### [Task prompt]
Below are some entries. Copy each line that holds the string "atque".

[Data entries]

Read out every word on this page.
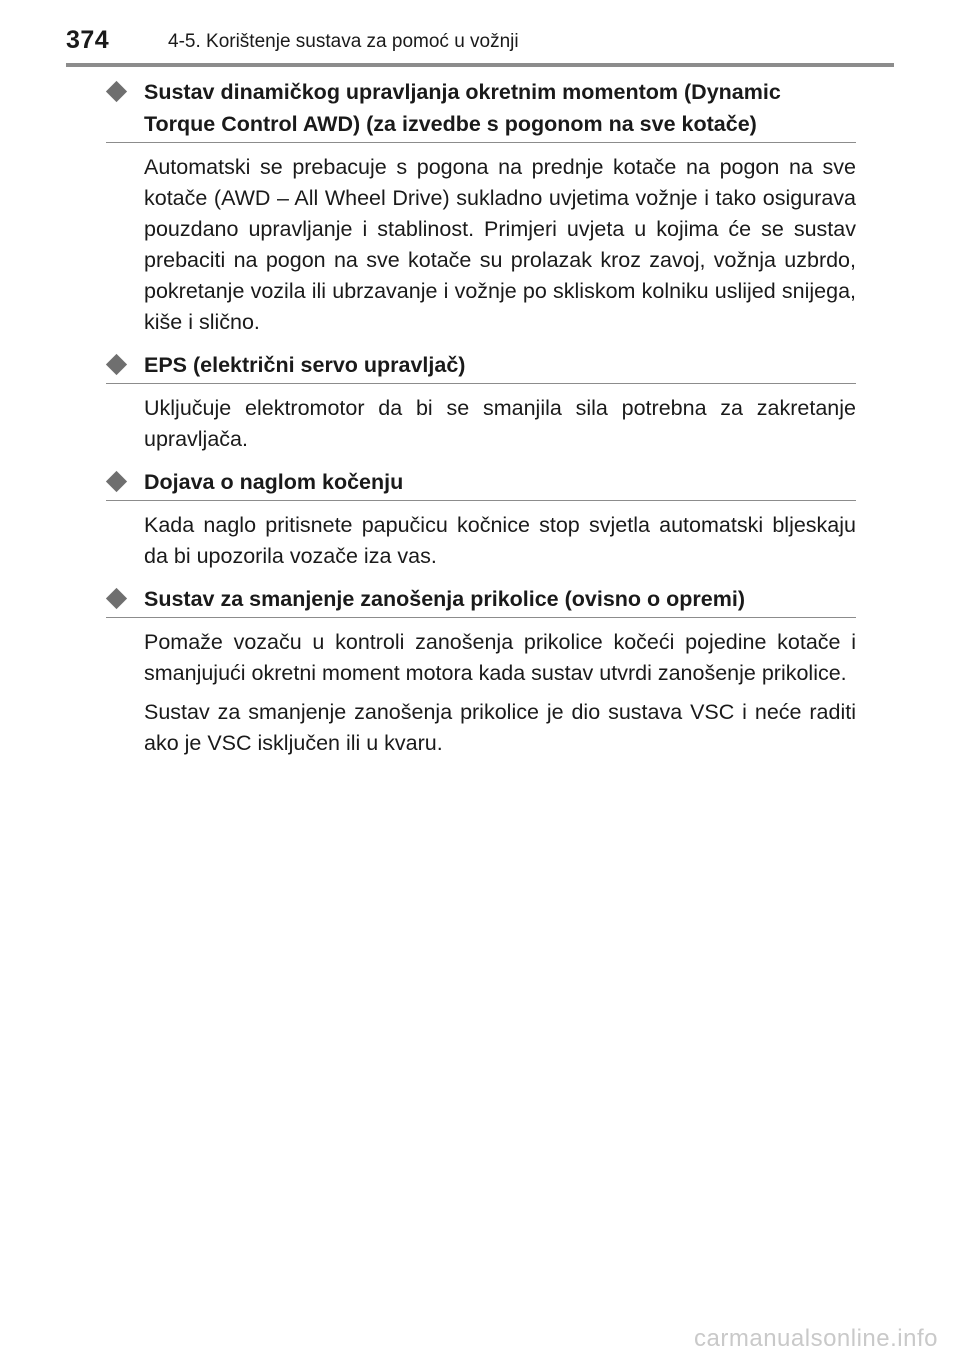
374	4-5. Korištenje sustava za pomoć u vožnji
Sustav dinamičkog upravljanja okretnim momentom (Dynamic Torque Control AWD) (za izvedbe s pogonom na sve kotače)

Automatski se prebacuje s pogona na prednje kotače na pogon na sve kotače (AWD – All Wheel Drive) sukladno uvjetima vožnje i tako osigurava pouzdano upravljanje i stablinost. Primjeri uvjeta u kojima će se sustav prebaciti na pogon na sve kotače su prolazak kroz zavoj, vožnja uzbrdo, pokretanje vozila ili ubrzavanje i vožnje po skliskom kolniku uslijed snijega, kiše i slično.

EPS (električni servo upravljač)

Uključuje elektromotor da bi se smanjila sila potrebna za zakretanje upravljača.

Dojava o naglom kočenju

Kada naglo pritisnete papučicu kočnice stop svjetla automatski bljeskaju da bi upozorila vozače iza vas.

Sustav za smanjenje zanošenja prikolice (ovisno o opremi)

Pomaže vozaču u kontroli zanošenja prikolice kočeći pojedine kotače i smanjujući okretni moment motora kada sustav utvrdi zanošenje prikolice.

Sustav za smanjenje zanošenja prikolice je dio sustava VSC i neće raditi ako je VSC isključen ili u kvaru.

carmanualsonline.info
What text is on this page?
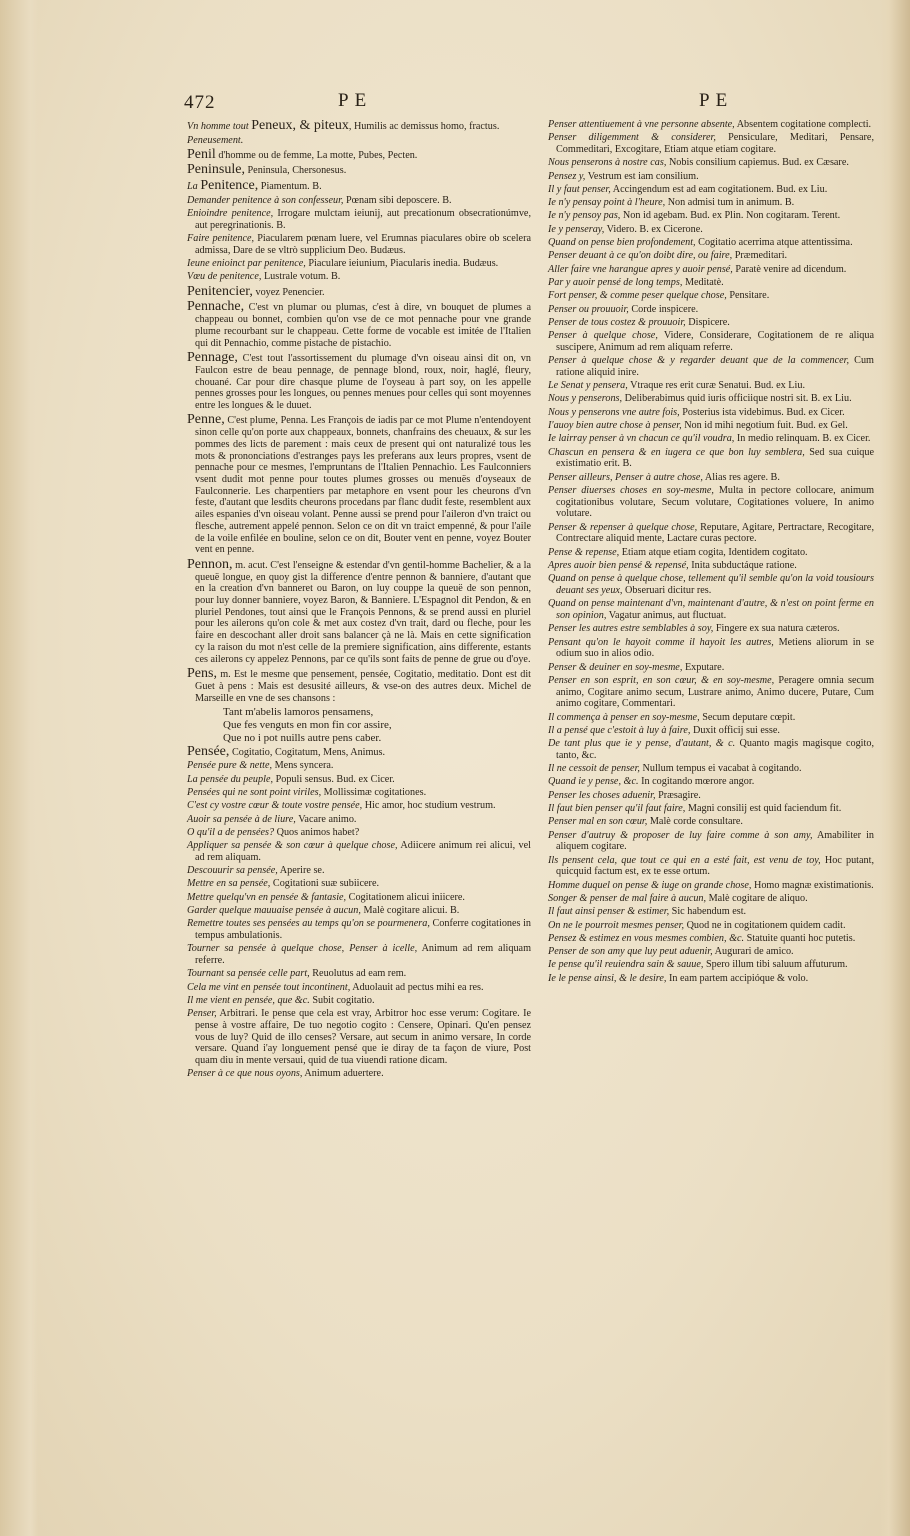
472	P E	P E
Vn homme tout Peneux, & piteux, Humilis ac demissus homo, fractus.
Peneusement.
Penil d'homme ou de femme, La motte, Pubes, Pecten.
Peninsule, Peninsula, Chersonesus.
La Penitence, Piamentum. B.
Demander penitence à son confesseur, Pœnam sibi deposcere. B.
Enioindre penitence, Irrogare mulctam ieiunij, aut precationum obsecrationúmve, aut peregrinationis. B.
Faire penitence, Piacularem pœnam luere, vel Erumnas piaculares obire ob scelera admissa, Dare de se vltrò supplicium Deo. Budæus.
Ieune enioinct par penitence, Piaculare ieiunium, Piacularis inedia. Budæus.
Vœu de penitence, Lustrale votum. B.
Penitencier, voyez Penencier.
Pennache, C'est vn plumar ou plumas, c'est à dire, vn bouquet de plumes a chappeau ou bonnet, combien qu'on vse de ce mot pennache pour vne grande plume recourbant sur le chappeau. Cette forme de vocable est imitée de l'Italien qui dit Pennachio, comme pistache de pistachio.
Pennage, C'est tout l'assortissement du plumage d'vn oiseau ainsi dit on, vn Faulcon estre de beau pennage, de pennage blond, roux, noir, haglé, fleury, chouané. Car pour dire chasque plume de l'oyseau à part soy, on les appelle pennes grosses pour les longues, ou pennes menues pour celles qui sont moyennes entre les longues & le duuet.
Penne, C'est plume, Penna. Les François de iadis par ce mot Plume n'entendoyent sinon celle qu'on porte aux chappeaux, bonnets, chanfrains des cheuaux, & sur les pommes des licts de parement : mais ceux de present qui ont naturalizé tous les mots & prononciations d'estranges pays les preferans aux leurs propres, vsent de pennache pour ce mesmes, l'empruntans de l'Italien Pennachio. Les Faulconniers vsent dudit mot penne pour toutes plumes grosses ou menuës d'oyseaux de Faulconnerie. Les charpentiers par metaphore en vsent pour les cheurons d'vn feste, d'autant que lesdits cheurons procedans par flanc dudit feste, resemblent aux ailes espanies d'vn oiseau volant. Penne aussi se prend pour l'aileron d'vn traict ou flesche, autrement appelé pennon. Selon ce on dit vn traict empenné, & pour l'aile de la voile enfilée en bouline, selon ce on dit, Bouter vent en penne, voyez Bouter vent en penne.
Pennon, m. acut. C'est l'enseigne & estendar d'vn gentil-homme Bachelier, & a la queuë longue, en quoy gist la difference d'entre pennon & banniere, d'autant que en la creation d'vn banneret ou Baron, on luy couppe la queuë de son pennon, pour luy donner banniere, voyez Baron, & Banniere. L'Espagnol dit Pendon, & en pluriel Pendones, tout ainsi que le François Pennons, & se prend aussi en pluriel pour les ailerons qu'on cole & met aux costez d'vn trait, dard ou fleche, pour les faire en descochant aller droit sans balancer çà ne là. Mais en cette signification cy la raison du mot n'est celle de la premiere signification, ains differente, estants ces ailerons cy appelez Pennons, par ce qu'ils sont faits de penne de grue ou d'oye.
Pens, m. Est le mesme que pensement, pensée, Cogitatio, meditatio. Dont est dit Guet à pens : Mais est desusité ailleurs, & vse-on des autres deux. Michel de Marseille en vne de ses chansons :
Tant m'abelis lamoros pensamens,
Que fes venguts en mon fin cor assire,
Que no i pot nuills autre pens caber.
Pensée, Cogitatio, Cogitatum, Mens, Animus.
Pensée pure & nette, Mens syncera.
La pensée du peuple, Populi sensus. Bud. ex Cicer.
Pensées qui ne sont point viriles, Mollissimæ cogitationes.
C'est cy vostre cœur & toute vostre pensée, Hic amor, hoc studium vestrum.
Auoir sa pensée à de liure, Vacare animo.
O qu'il a de pensées? Quos animos habet?
Appliquer sa pensée & son cœur à quelque chose, Adiicere animum rei alicui, vel ad rem aliquam.
Descouurir sa pensée, Aperire se.
Mettre en sa pensée, Cogitationi suæ subiicere.
Mettre quelqu'vn en pensée & fantasie, Cogitationem alicui iniicere.
Garder quelque mauuaise pensée à aucun, Malè cogitare alicui. B.
Remettre toutes ses pensées au temps qu'on se pourmenera, Conferre cogitationes in tempus ambulationis.
Tourner sa pensée à quelque chose, Penser à icelle, Animum ad rem aliquam referre.
Tournant sa pensée celle part, Reuolutus ad eam rem.
Cela me vint en pensée tout incontinent, Aduolauit ad pectus mihi ea res.
Il me vient en pensée, que &c. Subit cogitatio.
Penser, Arbitrari. Ie pense que cela est vray, Arbitror hoc esse verum: Cogitare. Ie pense à vostre affaire, De tuo negotio cogito : Censere, Opinari. Qu'en pensez vous de luy? Quid de illo censes? Versare, aut secum in animo versare, In corde versare. Quand i'ay longuement pensé que ie diray de ta façon de viure, Post quam diu in mente versaui, quid de tua viuendi ratione dicam.
Penser à ce que nous oyons, Animum aduertere.
Penser attentiuement à vne personne absente, Absentem cogitatione complecti.
Penser diligemment & considerer, Pensiculare, Meditari, Pensare, Commeditari, Excogitare, Etiam atque etiam cogitare.
Nous penserons à nostre cas, Nobis consilium capiemus. Bud. ex Cæsare.
Pensez y, Vestrum est iam consilium.
Il y faut penser, Accingendum est ad eam cogitationem. Bud. ex Liu.
Ie n'y pensay point à l'heure, Non admisi tum in animum. B.
Ie n'y pensoy pas, Non id agebam. Bud. ex Plin. Non cogitaram. Terent.
Ie y penseray, Videro. B. ex Cicerone.
Quand on pense bien profondement, Cogitatio acerrima atque attentissima.
Penser deuant à ce qu'on doibt dire, ou faire, Præmeditari.
Aller faire vne harangue apres y auoir pensé, Paratè venire ad dicendum.
Par y auoir pensé de long temps, Meditatè.
Fort penser, & comme peser quelque chose, Pensitare.
Penser ou prouuoir, Corde inspicere.
Penser de tous costez & prouuoir, Dispicere.
Penser à quelque chose, Videre, Considerare, Cogitationem de re aliqua suscipere, Animum ad rem aliquam referre.
Penser à quelque chose & y regarder deuant que de la commencer, Cum ratione aliquid inire.
Le Senat y pensera, Vtraque res erit curæ Senatui. Bud. ex Liu.
Nous y penserons, Deliberabimus quid iuris officiique nostri sit. B. ex Liu.
Nous y penserons vne autre fois, Posterius ista videbimus. Bud. ex Cicer.
I'auoy bien autre chose à penser, Non id mihi negotium fuit. Bud. ex Gel.
Ie lairray penser à vn chacun ce qu'il voudra, In medio relinquam. B. ex Cicer.
Chascun en pensera & en iugera ce que bon luy semblera, Sed sua cuique existimatio erit. B.
Penser ailleurs, Penser à autre chose, Alias res agere. B.
Penser diuerses choses en soy-mesme, Multa in pectore collocare, animum cogitationibus volutare, Secum volutare, Cogitationes voluere, In animo volutare.
Penser & repenser à quelque chose, Reputare, Agitare, Pertractare, Recogitare, Contrectare aliquid mente, Lactare curas pectore.
Pense & repense, Etiam atque etiam cogita, Identidem cogitato.
Apres auoir bien pensé & repensé, Inita subductáque ratione.
Quand on pense à quelque chose, tellement qu'il semble qu'on la void tousiours deuant ses yeux, Obseruari dicitur res.
Quand on pense maintenant d'vn, maintenant d'autre, & n'est on point ferme en son opinion, Vagatur animus, aut fluctuat.
Penser les autres estre semblables à soy, Fingere ex sua natura cæteros.
Pensant qu'on le hayoit comme il hayoit les autres, Metiens aliorum in se odium suo in alios odio.
Penser & deuiner en soy-mesme, Exputare.
Penser en son esprit, en son cœur, & en soy-mesme, Peragere omnia secum animo, Cogitare animo secum, Lustrare animo, Animo ducere, Putare, Cum animo cogitare, Commentari.
Il commença à penser en soy-mesme, Secum deputare cœpit.
Il a pensé que c'estoit à luy à faire, Duxit officij sui esse.
De tant plus que ie y pense, d'autant, & c. Quanto magis magisque cogito, tanto, &c.
Il ne cessoit de penser, Nullum tempus ei vacabat à cogitando.
Quand ie y pense, &c. In cogitando mœrore angor.
Penser les choses aduenir, Præsagire.
Il faut bien penser qu'il faut faire, Magni consilij est quid faciendum fit.
Penser mal en son cœur, Malè corde consultare.
Penser d'autruy & proposer de luy faire comme à son amy, Amabiliter in aliquem cogitare.
Ils pensent cela, que tout ce qui en a esté fait, est venu de toy, Hoc putant, quicquid factum est, ex te esse ortum.
Homme duquel on pense & iuge on grande chose, Homo magnæ existimationis.
Songer & penser de mal faire à aucun, Malè cogitare de aliquo.
Il faut ainsi penser & estimer, Sic habendum est.
On ne le pourroit mesmes penser, Quod ne in cogitationem quidem cadit.
Pensez & estimez en vous mesmes combien, &c. Statuite quanti hoc putetis.
Penser de son amy que luy peut aduenir, Augurari de amico.
Ie pense qu'il reuiendra sain & sauue, Spero illum tibi saluum affuturum.
Ie le pense ainsi, & le desire, In eam partem accipióque & volo.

### [Written solution]
Penser diligemment & considerer, Pensiculare, Meditari, Pensare, Commeditari, Excogitare, Etiam atque etiam cogitare.
Quand on pense bien profondement, Cogitatio acerrima atque attentissima.
Pense & repense, Etiam atque etiam cogita, Identidem cogitato.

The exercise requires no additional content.